• **RECORDS PROVIDED**
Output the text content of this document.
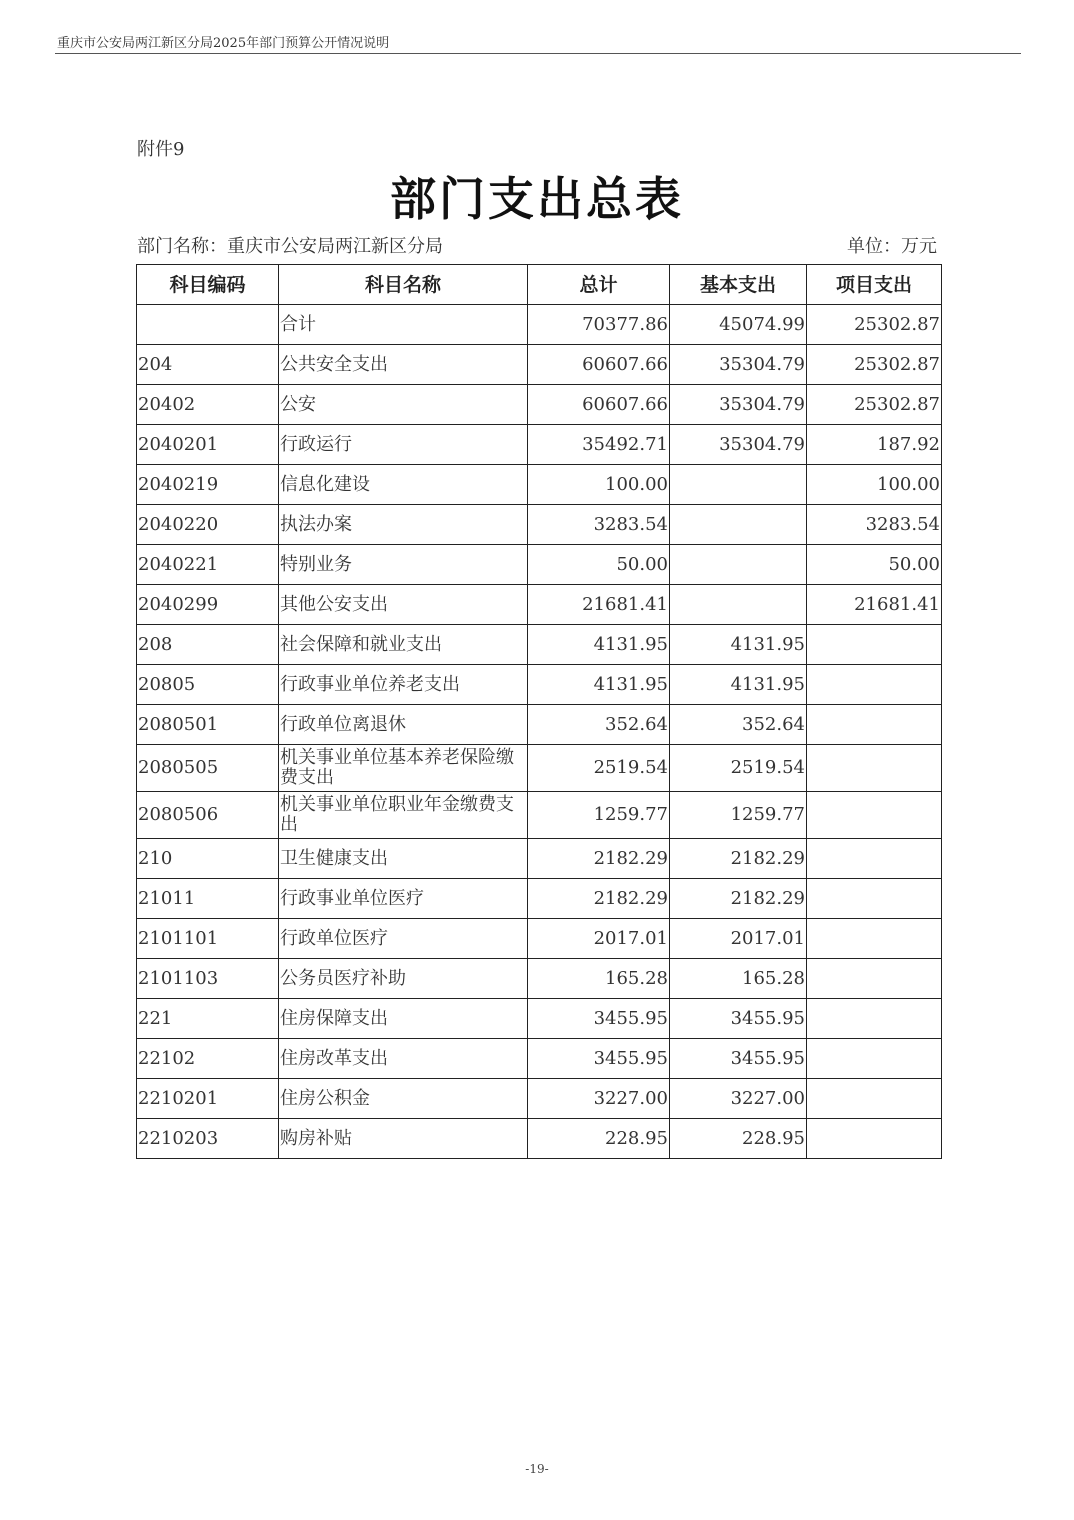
重庆市公安局两江新区分局2025年部门预算公开情况说明
附件9
部门支出总表
部门名称：重庆市公安局两江新区分局	单位：万元
科目编码	科目名称	总计	基本支出	项目支出
	合计	70377.86	45074.99	25302.87
204	公共安全支出	60607.66	35304.79	25302.87
20402	公安	60607.66	35304.79	25302.87
2040201	行政运行	35492.71	35304.79	187.92
2040219	信息化建设	100.00		100.00
2040220	执法办案	3283.54		3283.54
2040221	特别业务	50.00		50.00
2040299	其他公安支出	21681.41		21681.41
208	社会保障和就业支出	4131.95	4131.95	
20805	行政事业单位养老支出	4131.95	4131.95	
2080501	行政单位离退休	352.64	352.64	
2080505	机关事业单位基本养老保险缴费支出	2519.54	2519.54	
2080506	机关事业单位职业年金缴费支出	1259.77	1259.77	
210	卫生健康支出	2182.29	2182.29	
21011	行政事业单位医疗	2182.29	2182.29	
2101101	行政单位医疗	2017.01	2017.01	
2101103	公务员医疗补助	165.28	165.28	
221	住房保障支出	3455.95	3455.95	
22102	住房改革支出	3455.95	3455.95	
2210201	住房公积金	3227.00	3227.00	
2210203	购房补贴	228.95	228.95	
-19-
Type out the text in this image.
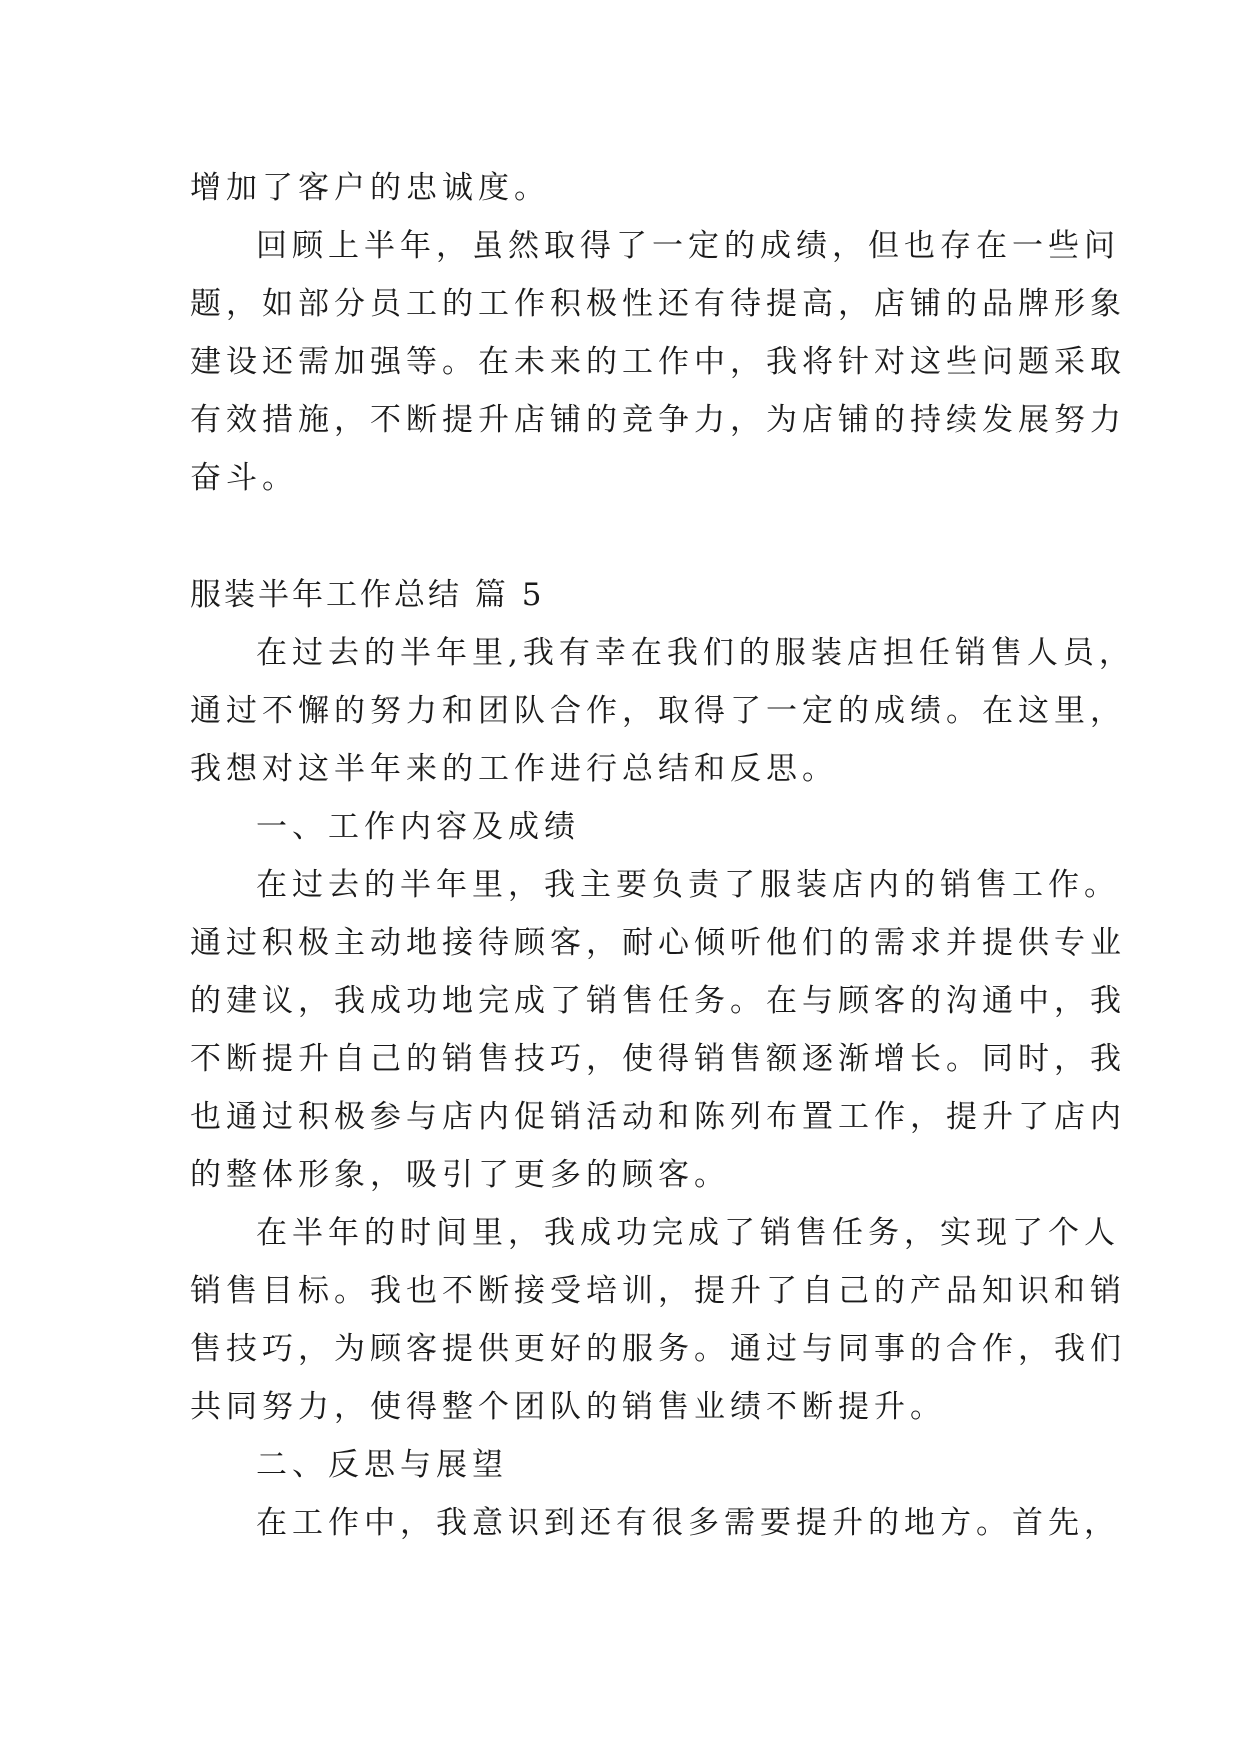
增加了客户的忠诚度。
回顾上半年，虽然取得了一定的成绩，但也存在一些问
题，如部分员工的工作积极性还有待提高，店铺的品牌形象
建设还需加强等。在未来的工作中，我将针对这些问题采取
有效措施，不断提升店铺的竞争力，为店铺的持续发展努力
奋斗。
服装半年工作总结 篇 5
在过去的半年里,我有幸在我们的服装店担任销售人员，
通过不懈的努力和团队合作，取得了一定的成绩。在这里，
我想对这半年来的工作进行总结和反思。
一、工作内容及成绩
在过去的半年里，我主要负责了服装店内的销售工作。
通过积极主动地接待顾客，耐心倾听他们的需求并提供专业
的建议，我成功地完成了销售任务。在与顾客的沟通中，我
不断提升自己的销售技巧，使得销售额逐渐增长。同时，我
也通过积极参与店内促销活动和陈列布置工作，提升了店内
的整体形象，吸引了更多的顾客。
在半年的时间里，我成功完成了销售任务，实现了个人
销售目标。我也不断接受培训，提升了自己的产品知识和销
售技巧，为顾客提供更好的服务。通过与同事的合作，我们
共同努力，使得整个团队的销售业绩不断提升。
二、反思与展望
在工作中，我意识到还有很多需要提升的地方。首先，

• **WHAT IS NEEDED**
Identify and list each line with the word "text".

• **REPLY TO THE TASK**
Output the text content of this document.
Type out the text in this image.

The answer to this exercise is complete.